Gather all lines from the material that contain the word "content".

>> begin DATA EXTRACT

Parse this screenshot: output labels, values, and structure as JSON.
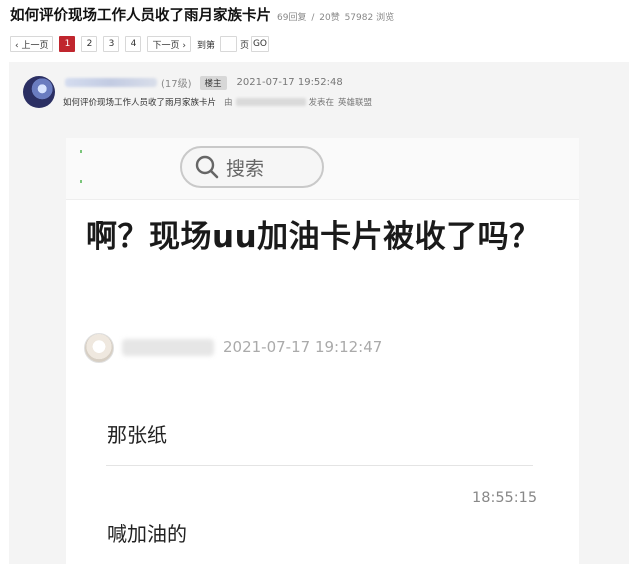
{
  "thread": {
    "title": "如何评价现场工作人员收了雨月家族卡片",
    "replies": "69回复",
    "separator": "/",
    "likes": "20赞",
    "views": "57982 浏览"
  },
  "pagination": {
    "prev_label": "‹ 上一页",
    "pages": [
      "1",
      "2",
      "3",
      "4"
    ],
    "current_page": "1",
    "next_label": "下一页 ›",
    "goto_prefix": "到第",
    "goto_value": "",
    "goto_suffix": "页",
    "go_label": "GO"
  },
  "post": {
    "level": "(17级)",
    "badge": "楼主",
    "time": "2021-07-17 19:52:48",
    "subject": "如何评价现场工作人员收了雨月家族卡片",
    "by_label": "由",
    "posted_in_label": "发表在",
    "forum": "英雄联盟"
  },
  "screenshot": {
    "search_label": "搜索",
    "article_title": "啊？现场uu加油卡片被收了吗？",
    "article_date": "2021-07-17 19:12:47",
    "message_1": "那张纸",
    "message_time": "18:55:15",
    "message_2": "喊加油的"
  },
  "icons": {
    "search": "search-icon",
    "avatar": "avatar"
  },
  "colors": {
    "accent": "#c0262e",
    "badge_bg": "#d7d7d7"
  }
}
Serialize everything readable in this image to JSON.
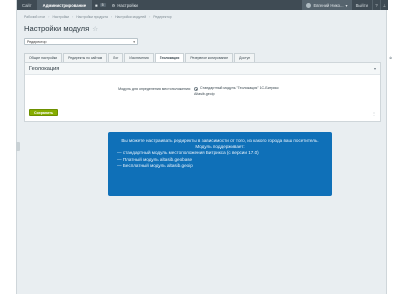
{
  "topbar": {
    "site": "Сайт",
    "admin": "Администрирование",
    "count": "5",
    "settings": "Настройки",
    "user": "Евгений Нико...",
    "logout": "Выйти"
  },
  "breadcrumb": [
    "Рабочий стол",
    "Настройки",
    "Настройки продукта",
    "Настройки модулей",
    "Редиректор"
  ],
  "page": {
    "title": "Настройки модуля",
    "star": "☆"
  },
  "module_select": {
    "value": "Редиректор"
  },
  "tabs": [
    {
      "label": "Общие настройки"
    },
    {
      "label": "Редиректы по сайтам"
    },
    {
      "label": "Лог"
    },
    {
      "label": "Исключения"
    },
    {
      "label": "Геолокация"
    },
    {
      "label": "Резервное копирование"
    },
    {
      "label": "Доступ"
    }
  ],
  "active_tab": "Геолокация",
  "panel": {
    "title": "Геолокация",
    "field_label": "Модуль для определения местоположения:",
    "options": [
      "Стандартный модуль \"Геолокация\" 1С-Битрикс",
      "Altasib.geoip"
    ],
    "selected_option": "Стандартный модуль \"Геолокация\" 1С-Битрикс",
    "save_label": "Сохранить"
  },
  "info": {
    "intro": "Вы можете настраивать редиректы в зависимости от того, из какого города ваш посетитель. Модуль поддерживает:",
    "items": [
      "— стандартный модуль местоположения Битрикса (с версии 17.0)",
      "— Платный модуль altasib.geobase",
      "— Бесплатный модуль altasib.geoip"
    ]
  },
  "colors": {
    "topbar": "#3f4b54",
    "info_bg": "#0f70b8",
    "save_btn": "#86ad00",
    "page_bg": "#e9eef1"
  }
}
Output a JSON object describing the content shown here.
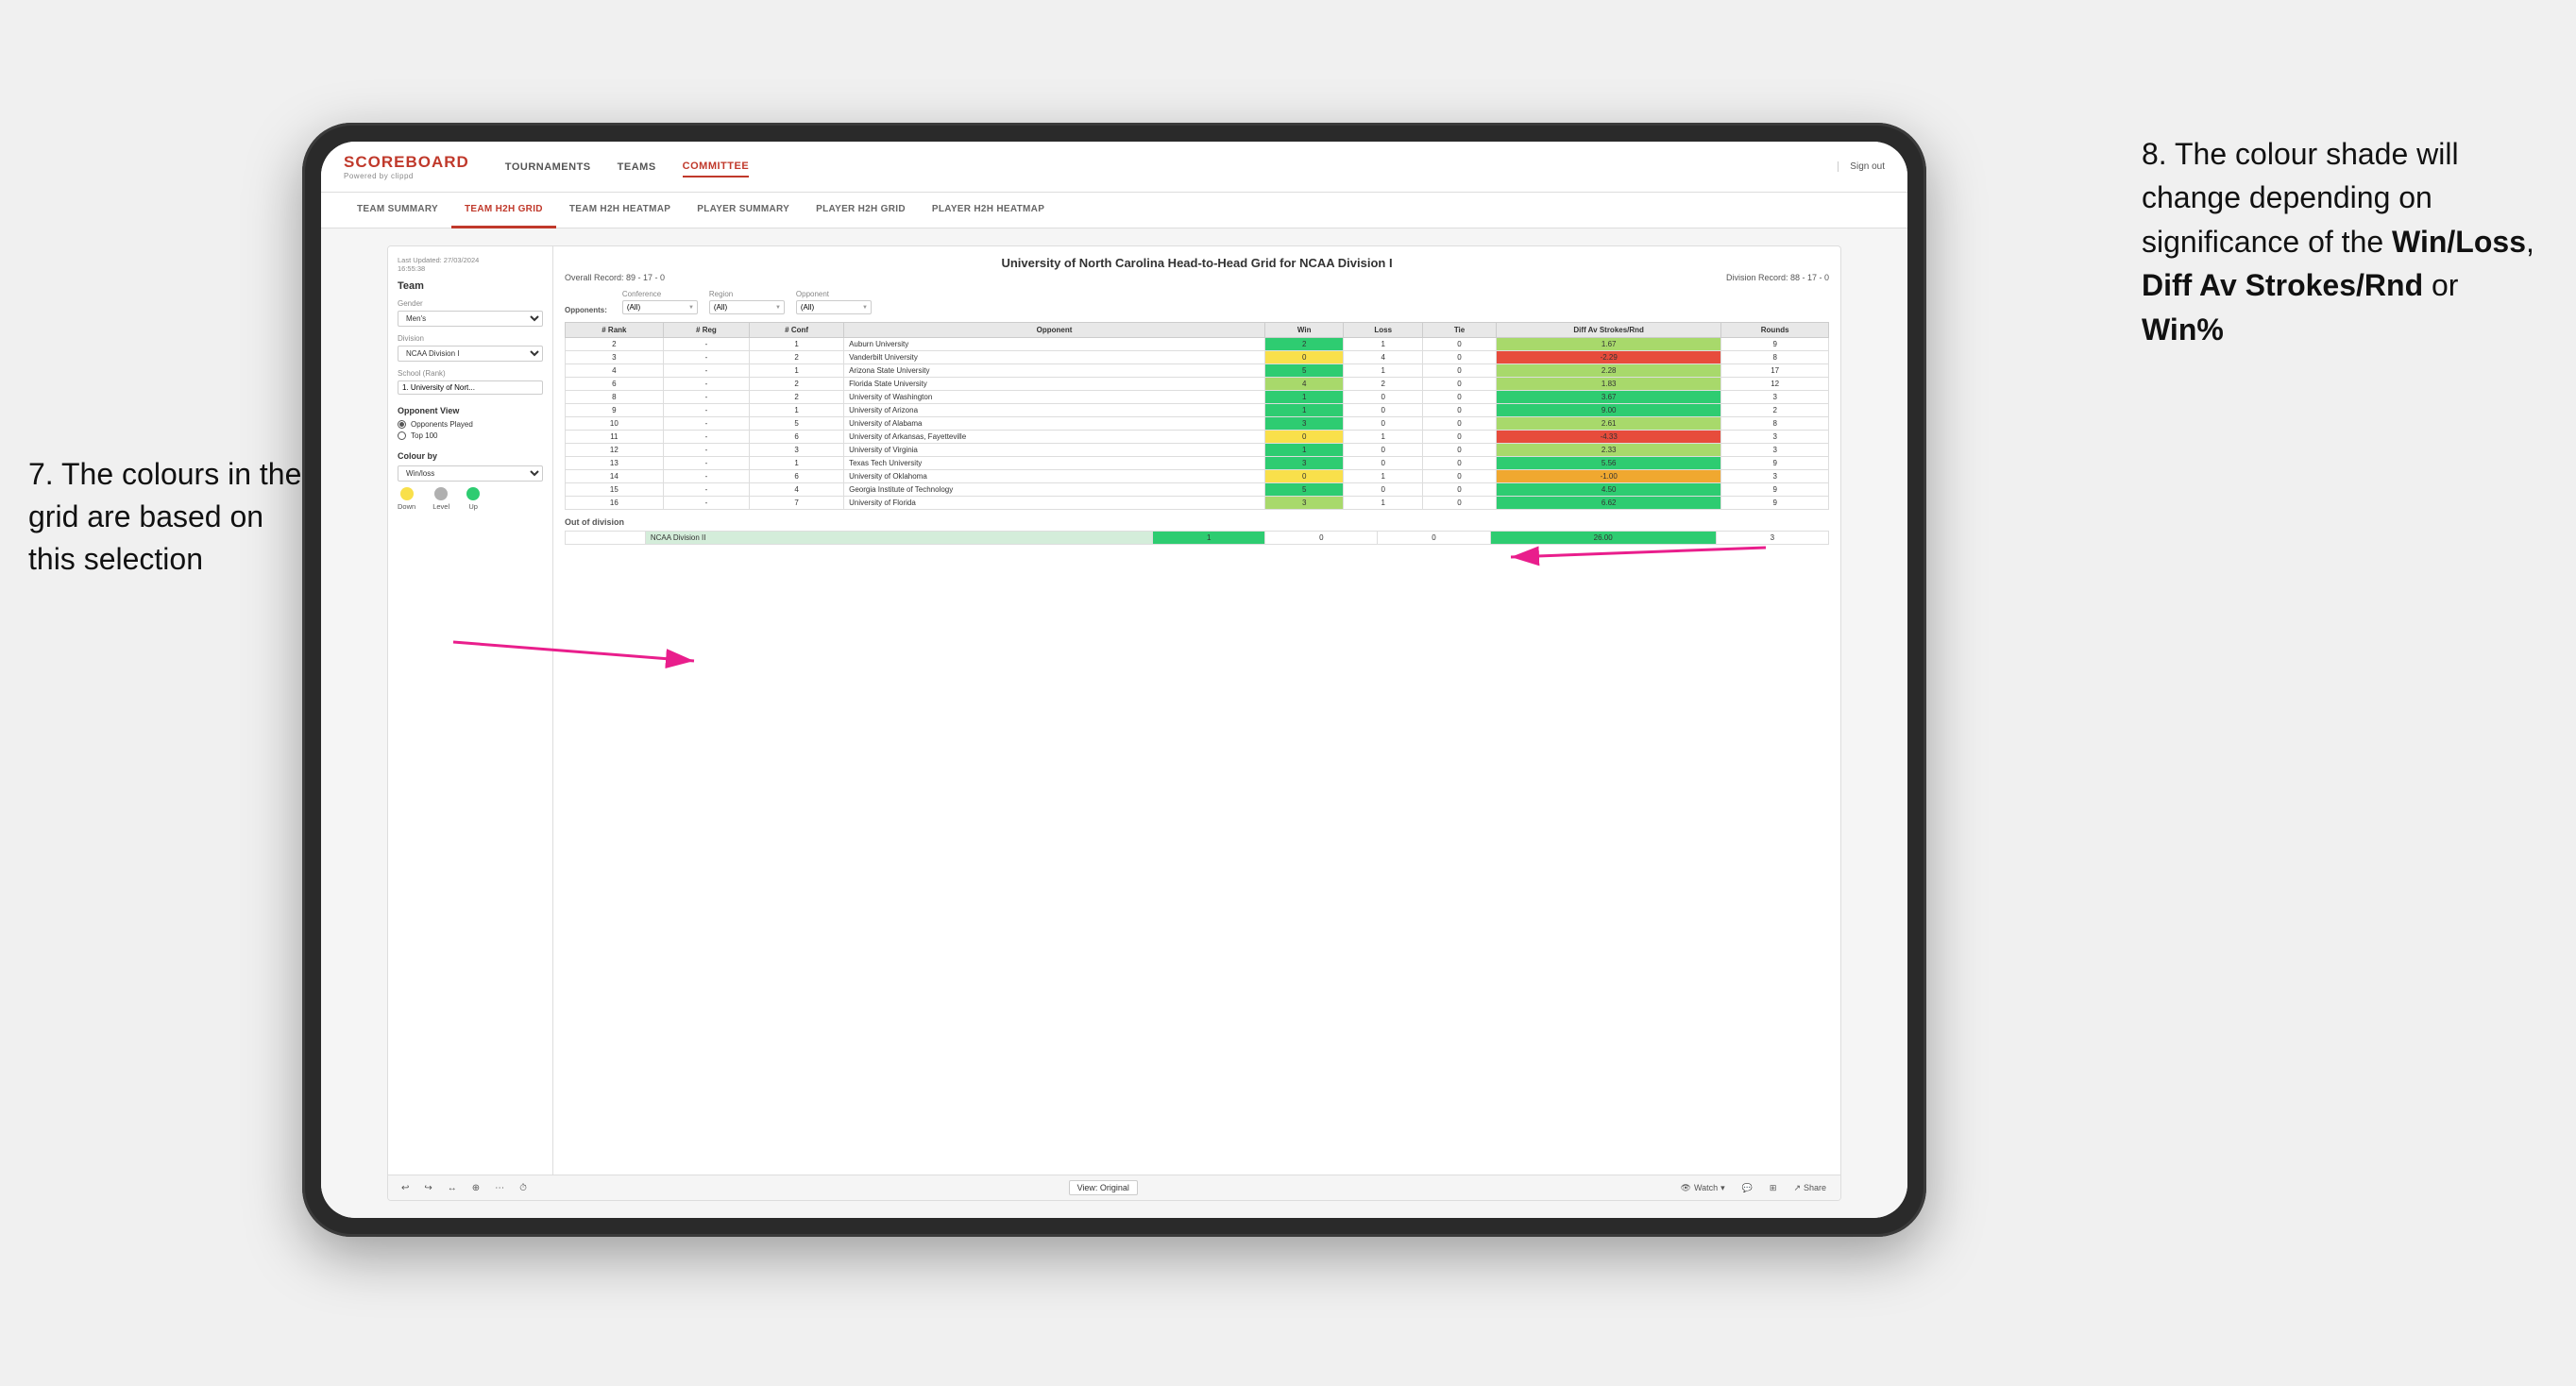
{
  "annotation_left": {
    "text": "7. The colours in the grid are based on this selection"
  },
  "annotation_right": {
    "line1": "8. The colour shade will change depending on significance of the ",
    "bold1": "Win/Loss",
    "sep1": ", ",
    "bold2": "Diff Av Strokes/Rnd",
    "sep2": " or ",
    "bold3": "Win%"
  },
  "app": {
    "logo": "SCOREBOARD",
    "logo_sub": "Powered by clippd",
    "nav": [
      "TOURNAMENTS",
      "TEAMS",
      "COMMITTEE"
    ],
    "sign_out": "Sign out",
    "sub_nav": [
      "TEAM SUMMARY",
      "TEAM H2H GRID",
      "TEAM H2H HEATMAP",
      "PLAYER SUMMARY",
      "PLAYER H2H GRID",
      "PLAYER H2H HEATMAP"
    ],
    "active_nav": "COMMITTEE",
    "active_sub": "TEAM H2H GRID"
  },
  "left_panel": {
    "timestamp_label": "Last Updated: 27/03/2024",
    "timestamp_time": "16:55:38",
    "team_section": "Team",
    "gender_label": "Gender",
    "gender_value": "Men's",
    "division_label": "Division",
    "division_value": "NCAA Division I",
    "school_label": "School (Rank)",
    "school_value": "1. University of Nort...",
    "opponent_view_title": "Opponent View",
    "radio_options": [
      "Opponents Played",
      "Top 100"
    ],
    "radio_selected": "Opponents Played",
    "colour_by_title": "Colour by",
    "colour_by_value": "Win/loss",
    "legend": [
      {
        "label": "Down",
        "color": "#f9e04b"
      },
      {
        "label": "Level",
        "color": "#b0b0b0"
      },
      {
        "label": "Up",
        "color": "#2ecc71"
      }
    ]
  },
  "grid": {
    "title": "University of North Carolina Head-to-Head Grid for NCAA Division I",
    "overall_record": "Overall Record: 89 - 17 - 0",
    "division_record": "Division Record: 88 - 17 - 0",
    "filter_opponents_label": "Opponents:",
    "filters": [
      {
        "label": "Conference",
        "value": "(All)"
      },
      {
        "label": "Region",
        "value": "(All)"
      },
      {
        "label": "Opponent",
        "value": "(All)"
      }
    ],
    "col_headers": [
      "#\nRank",
      "#\nReg",
      "#\nConf",
      "Opponent",
      "Win",
      "Loss",
      "Tie",
      "Diff Av\nStrokes/Rnd",
      "Rounds"
    ],
    "rows": [
      {
        "rank": "2",
        "reg": "-",
        "conf": "1",
        "opponent": "Auburn University",
        "win": "2",
        "loss": "1",
        "tie": "0",
        "diff": "1.67",
        "rounds": "9",
        "win_color": "cell-green-dark",
        "loss_color": "cell-white",
        "diff_color": "cell-green-mid"
      },
      {
        "rank": "3",
        "reg": "-",
        "conf": "2",
        "opponent": "Vanderbilt University",
        "win": "0",
        "loss": "4",
        "tie": "0",
        "diff": "-2.29",
        "rounds": "8",
        "win_color": "cell-yellow",
        "loss_color": "cell-white",
        "diff_color": "cell-red"
      },
      {
        "rank": "4",
        "reg": "-",
        "conf": "1",
        "opponent": "Arizona State University",
        "win": "5",
        "loss": "1",
        "tie": "0",
        "diff": "2.28",
        "rounds": "17",
        "win_color": "cell-green-dark",
        "loss_color": "cell-white",
        "diff_color": "cell-green-mid"
      },
      {
        "rank": "6",
        "reg": "-",
        "conf": "2",
        "opponent": "Florida State University",
        "win": "4",
        "loss": "2",
        "tie": "0",
        "diff": "1.83",
        "rounds": "12",
        "win_color": "cell-green-mid",
        "loss_color": "cell-white",
        "diff_color": "cell-green-mid"
      },
      {
        "rank": "8",
        "reg": "-",
        "conf": "2",
        "opponent": "University of Washington",
        "win": "1",
        "loss": "0",
        "tie": "0",
        "diff": "3.67",
        "rounds": "3",
        "win_color": "cell-green-dark",
        "loss_color": "cell-white",
        "diff_color": "cell-green-dark"
      },
      {
        "rank": "9",
        "reg": "-",
        "conf": "1",
        "opponent": "University of Arizona",
        "win": "1",
        "loss": "0",
        "tie": "0",
        "diff": "9.00",
        "rounds": "2",
        "win_color": "cell-green-dark",
        "loss_color": "cell-white",
        "diff_color": "cell-green-dark"
      },
      {
        "rank": "10",
        "reg": "-",
        "conf": "5",
        "opponent": "University of Alabama",
        "win": "3",
        "loss": "0",
        "tie": "0",
        "diff": "2.61",
        "rounds": "8",
        "win_color": "cell-green-dark",
        "loss_color": "cell-white",
        "diff_color": "cell-green-mid"
      },
      {
        "rank": "11",
        "reg": "-",
        "conf": "6",
        "opponent": "University of Arkansas, Fayetteville",
        "win": "0",
        "loss": "1",
        "tie": "0",
        "diff": "-4.33",
        "rounds": "3",
        "win_color": "cell-yellow",
        "loss_color": "cell-white",
        "diff_color": "cell-red"
      },
      {
        "rank": "12",
        "reg": "-",
        "conf": "3",
        "opponent": "University of Virginia",
        "win": "1",
        "loss": "0",
        "tie": "0",
        "diff": "2.33",
        "rounds": "3",
        "win_color": "cell-green-dark",
        "loss_color": "cell-white",
        "diff_color": "cell-green-mid"
      },
      {
        "rank": "13",
        "reg": "-",
        "conf": "1",
        "opponent": "Texas Tech University",
        "win": "3",
        "loss": "0",
        "tie": "0",
        "diff": "5.56",
        "rounds": "9",
        "win_color": "cell-green-dark",
        "loss_color": "cell-white",
        "diff_color": "cell-green-dark"
      },
      {
        "rank": "14",
        "reg": "-",
        "conf": "6",
        "opponent": "University of Oklahoma",
        "win": "0",
        "loss": "1",
        "tie": "0",
        "diff": "-1.00",
        "rounds": "3",
        "win_color": "cell-yellow",
        "loss_color": "cell-white",
        "diff_color": "cell-orange"
      },
      {
        "rank": "15",
        "reg": "-",
        "conf": "4",
        "opponent": "Georgia Institute of Technology",
        "win": "5",
        "loss": "0",
        "tie": "0",
        "diff": "4.50",
        "rounds": "9",
        "win_color": "cell-green-dark",
        "loss_color": "cell-white",
        "diff_color": "cell-green-dark"
      },
      {
        "rank": "16",
        "reg": "-",
        "conf": "7",
        "opponent": "University of Florida",
        "win": "3",
        "loss": "1",
        "tie": "0",
        "diff": "6.62",
        "rounds": "9",
        "win_color": "cell-green-mid",
        "loss_color": "cell-white",
        "diff_color": "cell-green-dark"
      }
    ],
    "out_of_division_label": "Out of division",
    "out_of_division_row": {
      "division": "NCAA Division II",
      "win": "1",
      "loss": "0",
      "tie": "0",
      "diff": "26.00",
      "rounds": "3",
      "win_color": "cell-green-dark",
      "diff_color": "cell-green-dark"
    }
  },
  "toolbar_bottom": {
    "view_original": "View: Original",
    "watch": "Watch",
    "share": "Share"
  }
}
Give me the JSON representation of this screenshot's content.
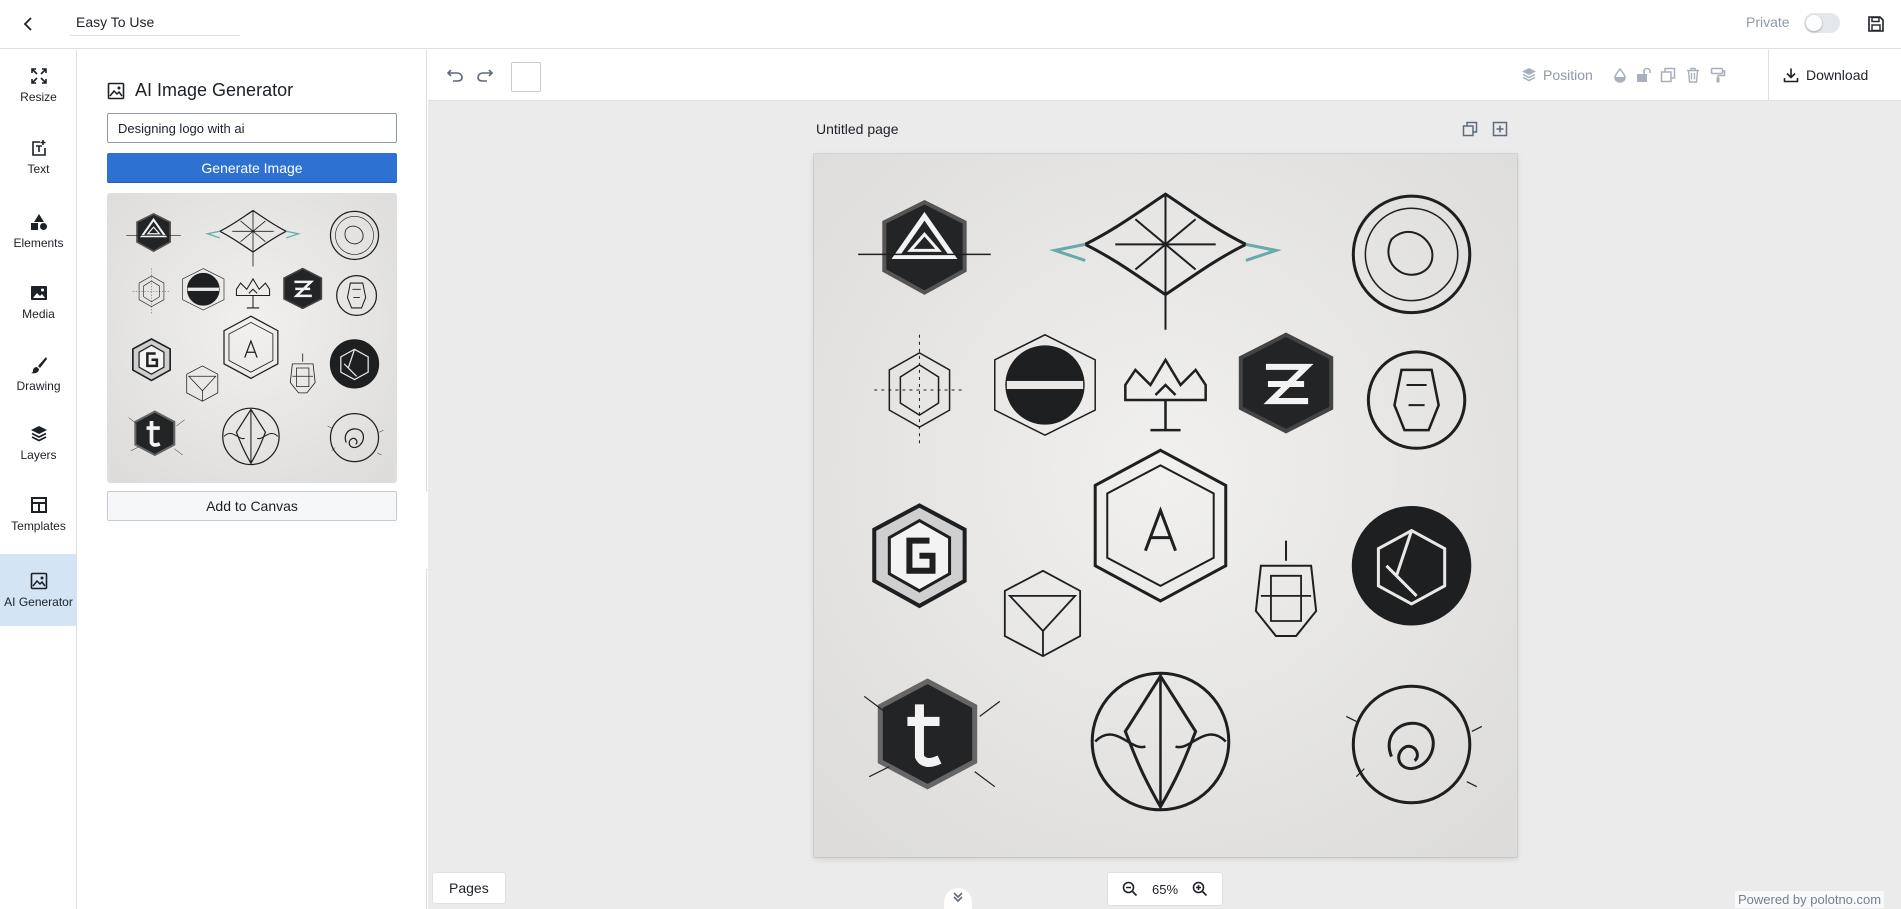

>> end DATA EXTRACT

▸ **FINAL ANSWER**:
Output a JSON object describing the content shown here.
Give me the JSON representation of this screenshot's content.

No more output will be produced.